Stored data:
========================================================================
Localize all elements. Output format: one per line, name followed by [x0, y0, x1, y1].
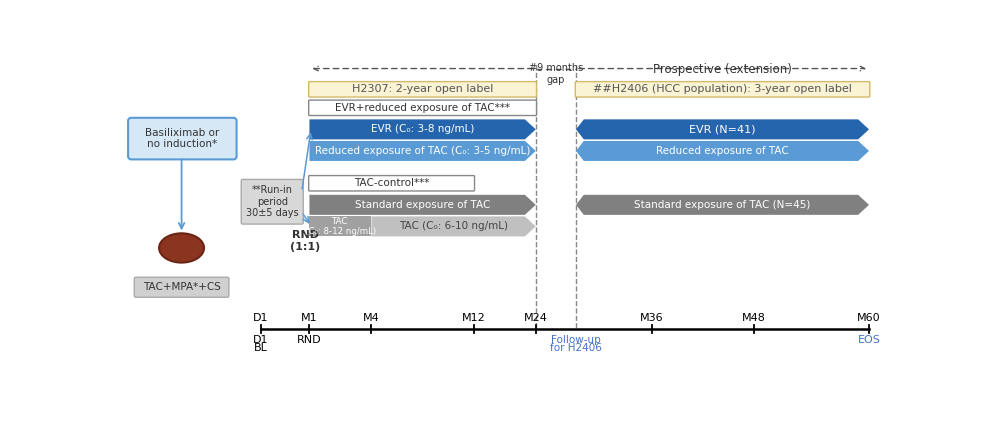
Text: TAC
(C₀: 8-12 ng/mL): TAC (C₀: 8-12 ng/mL)	[305, 217, 376, 236]
Text: M48: M48	[742, 313, 766, 322]
Text: Basiliximab or
no induction*: Basiliximab or no induction*	[145, 128, 219, 149]
Polygon shape	[371, 216, 536, 236]
Text: RND
(1:1): RND (1:1)	[290, 230, 321, 252]
FancyBboxPatch shape	[134, 277, 229, 297]
Text: TAC+MPA*+CS: TAC+MPA*+CS	[143, 282, 221, 292]
Text: D1: D1	[253, 313, 268, 322]
FancyBboxPatch shape	[241, 179, 303, 224]
Text: Follow-up: Follow-up	[551, 335, 601, 345]
Polygon shape	[576, 141, 869, 161]
FancyBboxPatch shape	[128, 118, 237, 160]
Polygon shape	[309, 216, 371, 236]
Text: ##H2406 (HCC population): 3-year open label: ##H2406 (HCC population): 3-year open la…	[593, 84, 852, 94]
Text: EVR+reduced exposure of TAC***: EVR+reduced exposure of TAC***	[335, 103, 510, 113]
Ellipse shape	[159, 233, 204, 263]
Text: M1: M1	[301, 313, 318, 322]
Polygon shape	[576, 120, 869, 139]
Text: TAC (C₀: 6-10 ng/mL): TAC (C₀: 6-10 ng/mL)	[399, 221, 508, 231]
Text: H2307: 2-year open label: H2307: 2-year open label	[352, 84, 493, 94]
Text: D1: D1	[253, 335, 268, 345]
Polygon shape	[309, 120, 536, 139]
Polygon shape	[309, 141, 536, 161]
Text: Standard exposure of TAC (N=45): Standard exposure of TAC (N=45)	[634, 200, 811, 210]
FancyBboxPatch shape	[309, 175, 475, 191]
Text: **Run-in
period
30±5 days: **Run-in period 30±5 days	[246, 185, 299, 218]
Text: Prospective (extension): Prospective (extension)	[653, 63, 792, 76]
Text: EVR (N=41): EVR (N=41)	[689, 124, 756, 134]
Text: M36: M36	[640, 313, 664, 322]
Text: EOS: EOS	[858, 335, 880, 345]
Text: Standard exposure of TAC: Standard exposure of TAC	[355, 200, 490, 210]
Text: for H2406: for H2406	[550, 344, 602, 353]
Text: M60: M60	[857, 313, 881, 322]
Text: Reduced exposure of TAC (C₀: 3-5 ng/mL): Reduced exposure of TAC (C₀: 3-5 ng/mL)	[315, 146, 530, 156]
Text: RND: RND	[297, 335, 322, 345]
Polygon shape	[309, 195, 536, 215]
Text: #9 months
gap: #9 months gap	[529, 63, 583, 85]
Text: BL: BL	[254, 343, 268, 353]
Text: TAC-control***: TAC-control***	[354, 178, 429, 188]
Text: Reduced exposure of TAC: Reduced exposure of TAC	[656, 146, 789, 156]
Text: M24: M24	[524, 313, 548, 322]
FancyBboxPatch shape	[575, 82, 870, 97]
FancyBboxPatch shape	[309, 82, 537, 97]
Text: M4: M4	[363, 313, 380, 322]
Text: EVR (C₀: 3-8 ng/mL): EVR (C₀: 3-8 ng/mL)	[371, 124, 474, 134]
Text: M12: M12	[462, 313, 486, 322]
FancyBboxPatch shape	[309, 100, 537, 116]
Polygon shape	[576, 195, 869, 215]
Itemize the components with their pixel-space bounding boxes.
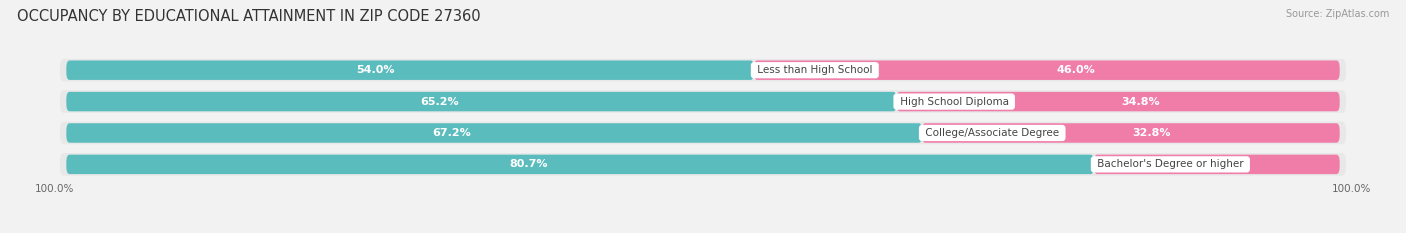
Text: 80.7%: 80.7%: [509, 159, 548, 169]
Text: High School Diploma: High School Diploma: [897, 97, 1012, 106]
Text: 34.8%: 34.8%: [1121, 97, 1160, 106]
FancyBboxPatch shape: [60, 59, 1346, 82]
Text: 19.3%: 19.3%: [1209, 159, 1249, 169]
Text: 100.0%: 100.0%: [1331, 184, 1371, 194]
FancyBboxPatch shape: [66, 155, 1094, 174]
FancyBboxPatch shape: [66, 123, 922, 143]
Text: 67.2%: 67.2%: [432, 128, 471, 138]
Text: 65.2%: 65.2%: [420, 97, 460, 106]
FancyBboxPatch shape: [922, 123, 1340, 143]
FancyBboxPatch shape: [66, 92, 897, 111]
FancyBboxPatch shape: [60, 122, 1346, 144]
Text: 100.0%: 100.0%: [35, 184, 75, 194]
Text: 54.0%: 54.0%: [357, 65, 395, 75]
Text: Bachelor's Degree or higher: Bachelor's Degree or higher: [1094, 159, 1247, 169]
FancyBboxPatch shape: [1094, 155, 1340, 174]
FancyBboxPatch shape: [60, 90, 1346, 113]
FancyBboxPatch shape: [754, 60, 1340, 80]
FancyBboxPatch shape: [66, 60, 754, 80]
Text: Source: ZipAtlas.com: Source: ZipAtlas.com: [1285, 9, 1389, 19]
FancyBboxPatch shape: [897, 92, 1340, 111]
Text: College/Associate Degree: College/Associate Degree: [922, 128, 1063, 138]
Text: Less than High School: Less than High School: [754, 65, 876, 75]
Text: 46.0%: 46.0%: [1057, 65, 1095, 75]
Text: OCCUPANCY BY EDUCATIONAL ATTAINMENT IN ZIP CODE 27360: OCCUPANCY BY EDUCATIONAL ATTAINMENT IN Z…: [17, 9, 481, 24]
FancyBboxPatch shape: [60, 153, 1346, 176]
Text: 32.8%: 32.8%: [1132, 128, 1171, 138]
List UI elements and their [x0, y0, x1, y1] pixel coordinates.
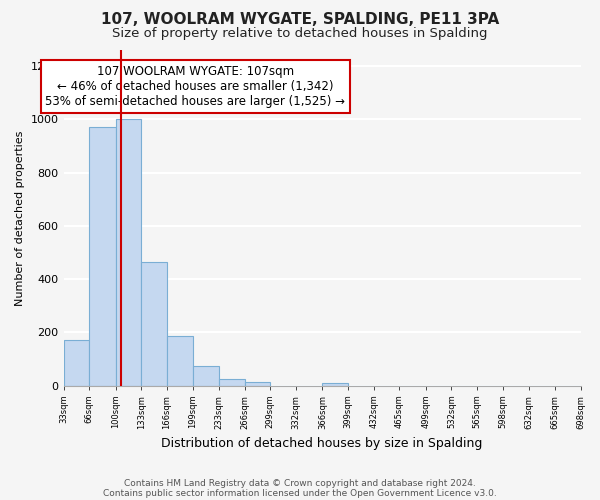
Text: Contains public sector information licensed under the Open Government Licence v3: Contains public sector information licen… [103, 488, 497, 498]
Bar [219, 379, 245, 386]
Text: 107, WOOLRAM WYGATE, SPALDING, PE11 3PA: 107, WOOLRAM WYGATE, SPALDING, PE11 3PA [101, 12, 499, 28]
Bar [322, 383, 348, 386]
Text: Size of property relative to detached houses in Spalding: Size of property relative to detached ho… [112, 28, 488, 40]
Bar [141, 262, 167, 386]
Text: Contains HM Land Registry data © Crown copyright and database right 2024.: Contains HM Land Registry data © Crown c… [124, 478, 476, 488]
X-axis label: Distribution of detached houses by size in Spalding: Distribution of detached houses by size … [161, 437, 483, 450]
Bar [245, 382, 271, 386]
Bar [64, 340, 89, 386]
Bar [167, 336, 193, 386]
Bar [193, 366, 219, 386]
Text: 107 WOOLRAM WYGATE: 107sqm
← 46% of detached houses are smaller (1,342)
53% of s: 107 WOOLRAM WYGATE: 107sqm ← 46% of deta… [46, 65, 346, 108]
Bar [89, 128, 116, 386]
Y-axis label: Number of detached properties: Number of detached properties [15, 130, 25, 306]
Bar [116, 120, 141, 386]
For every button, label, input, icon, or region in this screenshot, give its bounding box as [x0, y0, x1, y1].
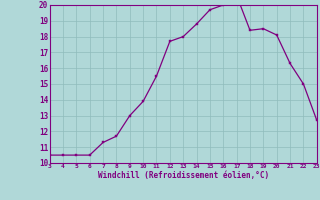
- X-axis label: Windchill (Refroidissement éolien,°C): Windchill (Refroidissement éolien,°C): [98, 171, 269, 180]
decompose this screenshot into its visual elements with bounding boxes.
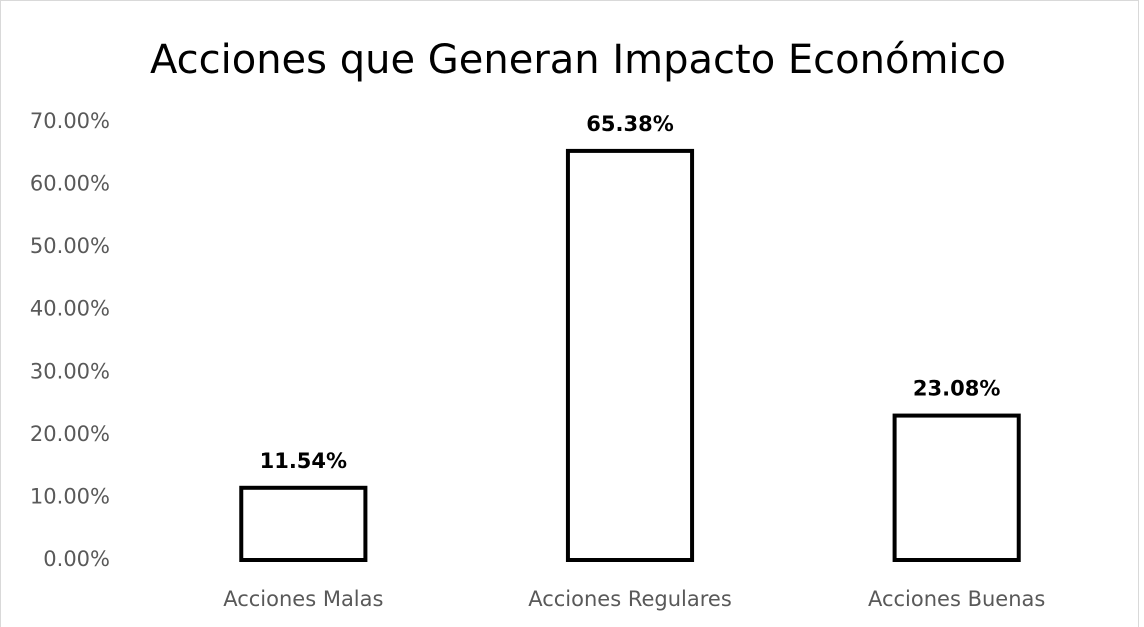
x-tick-label: Acciones Malas [223, 587, 383, 611]
data-label: 65.38% [586, 112, 673, 136]
bar [565, 148, 695, 563]
chart-title: Acciones que Generan Impacto Económico [150, 37, 1006, 83]
y-tick-label: 40.00% [30, 297, 110, 321]
y-tick-label: 20.00% [30, 422, 110, 446]
y-tick-label: 70.00% [30, 109, 110, 133]
y-tick-label: 10.00% [30, 484, 110, 508]
data-label: 11.54% [260, 449, 347, 473]
y-tick-label: 50.00% [30, 234, 110, 258]
bar [239, 485, 368, 562]
bar [892, 413, 1021, 562]
y-tick-label: 30.00% [30, 359, 110, 383]
y-tick-label: 0.00% [43, 547, 110, 571]
x-tick-label: Acciones Buenas [868, 587, 1045, 611]
x-tick-label: Acciones Regulares [528, 587, 732, 611]
data-label: 23.08% [913, 377, 1000, 401]
y-tick-label: 60.00% [30, 172, 110, 196]
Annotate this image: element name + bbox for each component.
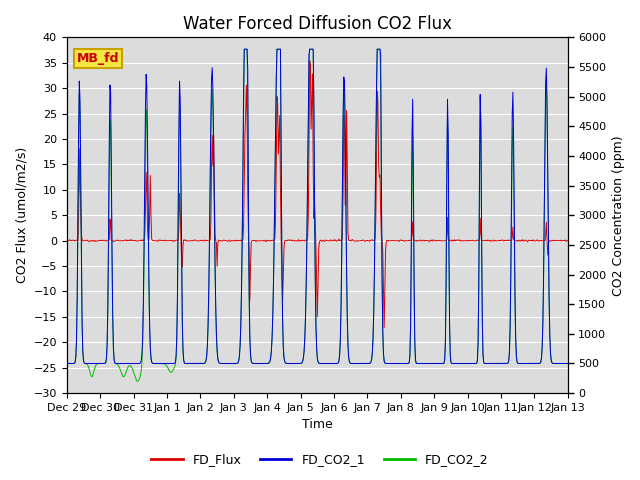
Title: Water Forced Diffusion CO2 Flux: Water Forced Diffusion CO2 Flux — [183, 15, 452, 33]
Legend: FD_Flux, FD_CO2_1, FD_CO2_2: FD_Flux, FD_CO2_1, FD_CO2_2 — [147, 448, 493, 471]
X-axis label: Time: Time — [302, 419, 333, 432]
Text: MB_fd: MB_fd — [77, 52, 119, 65]
Y-axis label: CO2 Flux (umol/m2/s): CO2 Flux (umol/m2/s) — [15, 147, 28, 283]
Y-axis label: CO2 Concentration (ppm): CO2 Concentration (ppm) — [612, 135, 625, 296]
========================================================================
[Set task] Rewrite the listing from the line containing "Title: Water Forced" through the end of the listing, inclusive, replacing "Concentration" with "Level" and leaving everything else unchanged.

[Response to this exercise]
Title: Water Forced Diffusion CO2 Flux: Water Forced Diffusion CO2 Flux — [183, 15, 452, 33]
Legend: FD_Flux, FD_CO2_1, FD_CO2_2: FD_Flux, FD_CO2_1, FD_CO2_2 — [147, 448, 493, 471]
X-axis label: Time: Time — [302, 419, 333, 432]
Text: MB_fd: MB_fd — [77, 52, 119, 65]
Y-axis label: CO2 Flux (umol/m2/s): CO2 Flux (umol/m2/s) — [15, 147, 28, 283]
Y-axis label: CO2 Level (ppm): CO2 Level (ppm) — [612, 135, 625, 296]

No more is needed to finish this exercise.